(Element and coordinate rows)
************

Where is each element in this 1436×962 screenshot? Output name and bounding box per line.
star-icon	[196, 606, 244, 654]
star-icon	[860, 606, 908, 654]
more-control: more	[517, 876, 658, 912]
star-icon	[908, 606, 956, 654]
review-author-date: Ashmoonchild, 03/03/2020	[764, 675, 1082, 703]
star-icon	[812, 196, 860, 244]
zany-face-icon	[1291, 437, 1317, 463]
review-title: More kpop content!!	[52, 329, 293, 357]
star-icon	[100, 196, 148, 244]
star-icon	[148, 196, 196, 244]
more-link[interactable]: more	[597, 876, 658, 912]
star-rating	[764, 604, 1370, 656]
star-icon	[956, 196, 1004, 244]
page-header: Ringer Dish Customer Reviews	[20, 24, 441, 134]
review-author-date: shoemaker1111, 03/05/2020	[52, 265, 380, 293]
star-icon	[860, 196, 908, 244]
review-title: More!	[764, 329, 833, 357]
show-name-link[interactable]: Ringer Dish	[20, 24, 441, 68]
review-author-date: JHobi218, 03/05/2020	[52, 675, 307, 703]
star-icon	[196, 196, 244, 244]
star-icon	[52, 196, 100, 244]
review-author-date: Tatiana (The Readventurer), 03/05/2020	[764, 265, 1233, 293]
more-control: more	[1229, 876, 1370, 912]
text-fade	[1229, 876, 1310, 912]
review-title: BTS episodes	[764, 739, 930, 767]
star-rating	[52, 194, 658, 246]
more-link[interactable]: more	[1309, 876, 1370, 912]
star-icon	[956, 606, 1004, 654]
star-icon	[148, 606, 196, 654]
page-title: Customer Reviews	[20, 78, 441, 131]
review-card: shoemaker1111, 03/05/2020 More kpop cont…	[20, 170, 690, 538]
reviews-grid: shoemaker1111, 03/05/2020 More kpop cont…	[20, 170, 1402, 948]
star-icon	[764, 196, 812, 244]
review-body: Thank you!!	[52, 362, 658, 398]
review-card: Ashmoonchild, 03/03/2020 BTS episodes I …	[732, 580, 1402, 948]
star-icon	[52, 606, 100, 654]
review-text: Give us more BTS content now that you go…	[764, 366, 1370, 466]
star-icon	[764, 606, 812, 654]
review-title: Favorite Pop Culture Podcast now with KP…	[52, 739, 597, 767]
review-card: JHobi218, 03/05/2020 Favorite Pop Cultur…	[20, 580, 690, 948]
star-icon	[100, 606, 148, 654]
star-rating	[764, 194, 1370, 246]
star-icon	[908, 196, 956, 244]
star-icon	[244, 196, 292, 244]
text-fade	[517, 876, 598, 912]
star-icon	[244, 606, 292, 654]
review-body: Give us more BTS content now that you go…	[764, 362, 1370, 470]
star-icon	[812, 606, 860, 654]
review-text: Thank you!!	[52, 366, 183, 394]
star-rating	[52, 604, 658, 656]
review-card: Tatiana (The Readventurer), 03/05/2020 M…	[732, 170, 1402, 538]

************

Reproduce every row above verbatim, changing nothing.

REPLY —
Where is each element in this 1436×962 screenshot? Output name and bounding box per line.
star-icon	[196, 606, 244, 654]
star-icon	[860, 606, 908, 654]
more-control: more	[517, 876, 658, 912]
star-icon	[908, 606, 956, 654]
review-author-date: Ashmoonchild, 03/03/2020	[764, 675, 1082, 703]
star-icon	[812, 196, 860, 244]
zany-face-icon	[1291, 437, 1317, 463]
review-title: More kpop content!!	[52, 329, 293, 357]
star-icon	[100, 196, 148, 244]
star-icon	[148, 196, 196, 244]
more-link[interactable]: more	[597, 876, 658, 912]
star-rating	[764, 604, 1370, 656]
star-icon	[956, 196, 1004, 244]
page-header: Ringer Dish Customer Reviews	[20, 24, 441, 134]
review-author-date: shoemaker1111, 03/05/2020	[52, 265, 380, 293]
star-icon	[860, 196, 908, 244]
review-title: More!	[764, 329, 833, 357]
show-name-link[interactable]: Ringer Dish	[20, 24, 441, 68]
review-author-date: JHobi218, 03/05/2020	[52, 675, 307, 703]
star-icon	[196, 196, 244, 244]
star-icon	[52, 196, 100, 244]
review-author-date: Tatiana (The Readventurer), 03/05/2020	[764, 265, 1233, 293]
more-control: more	[1229, 876, 1370, 912]
text-fade	[1229, 876, 1310, 912]
review-title: BTS episodes	[764, 739, 930, 767]
star-rating	[52, 194, 658, 246]
more-link[interactable]: more	[1309, 876, 1370, 912]
star-icon	[956, 606, 1004, 654]
star-icon	[148, 606, 196, 654]
page-title: Customer Reviews	[20, 78, 441, 131]
review-card: shoemaker1111, 03/05/2020 More kpop cont…	[20, 170, 690, 538]
reviews-grid: shoemaker1111, 03/05/2020 More kpop cont…	[20, 170, 1402, 948]
star-icon	[764, 196, 812, 244]
review-body: Thank you!!	[52, 362, 658, 398]
review-card: Ashmoonchild, 03/03/2020 BTS episodes I …	[732, 580, 1402, 948]
star-icon	[52, 606, 100, 654]
review-text: Give us more BTS content now that you go…	[764, 366, 1370, 466]
star-icon	[764, 606, 812, 654]
review-title: Favorite Pop Culture Podcast now with KP…	[52, 739, 597, 767]
review-card: JHobi218, 03/05/2020 Favorite Pop Cultur…	[20, 580, 690, 948]
star-icon	[100, 606, 148, 654]
star-rating	[764, 194, 1370, 246]
star-icon	[908, 196, 956, 244]
star-icon	[244, 196, 292, 244]
text-fade	[517, 876, 598, 912]
star-icon	[244, 606, 292, 654]
review-body: Give us more BTS content now that you go…	[764, 362, 1370, 470]
star-icon	[812, 606, 860, 654]
review-text: Thank you!!	[52, 366, 183, 394]
star-rating	[52, 604, 658, 656]
review-card: Tatiana (The Readventurer), 03/05/2020 M…	[732, 170, 1402, 538]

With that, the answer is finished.